(Dataset excerpts)
■ ■ ■ ■

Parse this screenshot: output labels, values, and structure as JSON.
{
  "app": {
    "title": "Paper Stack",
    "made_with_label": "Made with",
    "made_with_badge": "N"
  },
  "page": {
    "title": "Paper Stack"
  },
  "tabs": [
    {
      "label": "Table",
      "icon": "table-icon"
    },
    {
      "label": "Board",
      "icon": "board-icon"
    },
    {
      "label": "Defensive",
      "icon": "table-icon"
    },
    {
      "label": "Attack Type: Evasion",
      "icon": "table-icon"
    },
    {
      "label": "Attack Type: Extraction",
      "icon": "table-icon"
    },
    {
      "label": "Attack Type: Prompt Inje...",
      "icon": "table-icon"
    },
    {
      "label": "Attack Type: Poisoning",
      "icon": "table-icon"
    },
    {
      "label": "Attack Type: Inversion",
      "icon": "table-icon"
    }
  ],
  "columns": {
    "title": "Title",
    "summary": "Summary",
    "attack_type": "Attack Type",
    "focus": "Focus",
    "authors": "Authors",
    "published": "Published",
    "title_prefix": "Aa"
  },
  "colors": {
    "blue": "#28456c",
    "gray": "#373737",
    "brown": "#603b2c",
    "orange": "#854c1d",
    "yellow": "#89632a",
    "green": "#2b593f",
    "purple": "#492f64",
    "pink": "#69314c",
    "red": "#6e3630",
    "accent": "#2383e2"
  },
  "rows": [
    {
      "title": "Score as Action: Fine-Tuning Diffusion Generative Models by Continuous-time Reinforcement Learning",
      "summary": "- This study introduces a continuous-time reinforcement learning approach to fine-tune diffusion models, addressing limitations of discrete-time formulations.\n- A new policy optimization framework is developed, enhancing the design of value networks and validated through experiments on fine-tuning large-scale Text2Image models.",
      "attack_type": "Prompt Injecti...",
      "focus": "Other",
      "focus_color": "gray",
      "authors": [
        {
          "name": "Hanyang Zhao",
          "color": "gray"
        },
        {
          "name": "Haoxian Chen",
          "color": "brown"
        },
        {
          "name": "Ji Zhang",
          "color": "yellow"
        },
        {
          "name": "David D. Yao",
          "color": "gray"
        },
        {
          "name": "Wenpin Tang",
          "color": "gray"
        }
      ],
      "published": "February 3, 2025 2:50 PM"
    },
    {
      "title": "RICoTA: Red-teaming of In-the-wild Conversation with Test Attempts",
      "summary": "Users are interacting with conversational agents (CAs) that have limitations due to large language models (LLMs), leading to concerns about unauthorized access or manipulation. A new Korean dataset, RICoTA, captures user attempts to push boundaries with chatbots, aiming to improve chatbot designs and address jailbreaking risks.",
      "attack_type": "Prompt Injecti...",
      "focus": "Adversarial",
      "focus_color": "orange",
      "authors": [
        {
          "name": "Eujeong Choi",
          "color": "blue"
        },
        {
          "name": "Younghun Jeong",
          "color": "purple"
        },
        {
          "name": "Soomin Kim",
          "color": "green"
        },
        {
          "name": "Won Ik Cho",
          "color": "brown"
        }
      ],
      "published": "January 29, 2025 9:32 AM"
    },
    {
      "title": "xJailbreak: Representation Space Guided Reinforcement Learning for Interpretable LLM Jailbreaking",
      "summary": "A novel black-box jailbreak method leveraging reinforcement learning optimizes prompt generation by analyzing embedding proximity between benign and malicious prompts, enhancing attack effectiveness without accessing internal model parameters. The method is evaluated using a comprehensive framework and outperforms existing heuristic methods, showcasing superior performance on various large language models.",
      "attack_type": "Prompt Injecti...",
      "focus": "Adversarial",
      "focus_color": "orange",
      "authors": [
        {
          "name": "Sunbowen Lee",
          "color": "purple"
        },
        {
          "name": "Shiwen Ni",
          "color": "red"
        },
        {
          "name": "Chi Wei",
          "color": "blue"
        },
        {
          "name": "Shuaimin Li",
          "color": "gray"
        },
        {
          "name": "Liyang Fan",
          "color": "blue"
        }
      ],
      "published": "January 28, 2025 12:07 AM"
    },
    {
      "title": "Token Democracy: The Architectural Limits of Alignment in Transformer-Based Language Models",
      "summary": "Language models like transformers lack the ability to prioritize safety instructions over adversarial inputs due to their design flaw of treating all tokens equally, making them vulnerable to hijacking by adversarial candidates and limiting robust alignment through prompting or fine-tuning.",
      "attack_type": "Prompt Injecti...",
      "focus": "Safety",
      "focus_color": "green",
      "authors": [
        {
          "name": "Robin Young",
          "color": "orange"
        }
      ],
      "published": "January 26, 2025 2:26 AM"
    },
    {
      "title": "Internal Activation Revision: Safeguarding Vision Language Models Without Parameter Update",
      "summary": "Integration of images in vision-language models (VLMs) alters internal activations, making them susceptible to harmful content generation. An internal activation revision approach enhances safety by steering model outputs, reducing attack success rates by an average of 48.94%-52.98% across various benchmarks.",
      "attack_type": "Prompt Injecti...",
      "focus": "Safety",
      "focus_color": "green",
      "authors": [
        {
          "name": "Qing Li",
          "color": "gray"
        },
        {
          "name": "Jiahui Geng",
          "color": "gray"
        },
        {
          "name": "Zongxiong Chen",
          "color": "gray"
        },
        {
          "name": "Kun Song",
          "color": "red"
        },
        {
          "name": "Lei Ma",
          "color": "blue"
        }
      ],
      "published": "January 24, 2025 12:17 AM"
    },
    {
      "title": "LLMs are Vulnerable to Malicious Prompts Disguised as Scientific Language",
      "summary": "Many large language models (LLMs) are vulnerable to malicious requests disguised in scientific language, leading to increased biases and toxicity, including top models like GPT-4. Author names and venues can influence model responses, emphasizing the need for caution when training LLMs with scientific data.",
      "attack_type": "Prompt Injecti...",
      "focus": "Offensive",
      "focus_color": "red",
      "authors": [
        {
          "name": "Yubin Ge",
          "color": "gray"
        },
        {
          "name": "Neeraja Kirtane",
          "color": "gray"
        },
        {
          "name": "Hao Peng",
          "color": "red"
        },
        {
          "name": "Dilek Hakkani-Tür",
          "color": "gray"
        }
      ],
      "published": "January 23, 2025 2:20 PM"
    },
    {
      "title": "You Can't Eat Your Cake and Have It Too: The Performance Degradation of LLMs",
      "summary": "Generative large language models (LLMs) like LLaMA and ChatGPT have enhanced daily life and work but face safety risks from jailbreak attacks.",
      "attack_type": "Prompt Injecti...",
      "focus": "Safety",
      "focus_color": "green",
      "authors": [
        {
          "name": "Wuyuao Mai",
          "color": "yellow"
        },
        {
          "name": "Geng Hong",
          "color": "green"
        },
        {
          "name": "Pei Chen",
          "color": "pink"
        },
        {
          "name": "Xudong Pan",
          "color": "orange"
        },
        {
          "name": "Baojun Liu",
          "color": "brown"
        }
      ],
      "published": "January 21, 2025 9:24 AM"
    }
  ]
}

■ ■ ■ ■

**Job**
Wherever the string "January" appears in the entries above, list that line.

**Finished task**
      "published": "January 29, 2025 9:32 AM"
      "published": "January 28, 2025 12:07 AM"
      "published": "January 26, 2025 2:26 AM"
      "published": "January 24, 2025 12:17 AM"
      "published": "January 23, 2025 2:20 PM"
      "published": "January 21, 2025 9:24 AM"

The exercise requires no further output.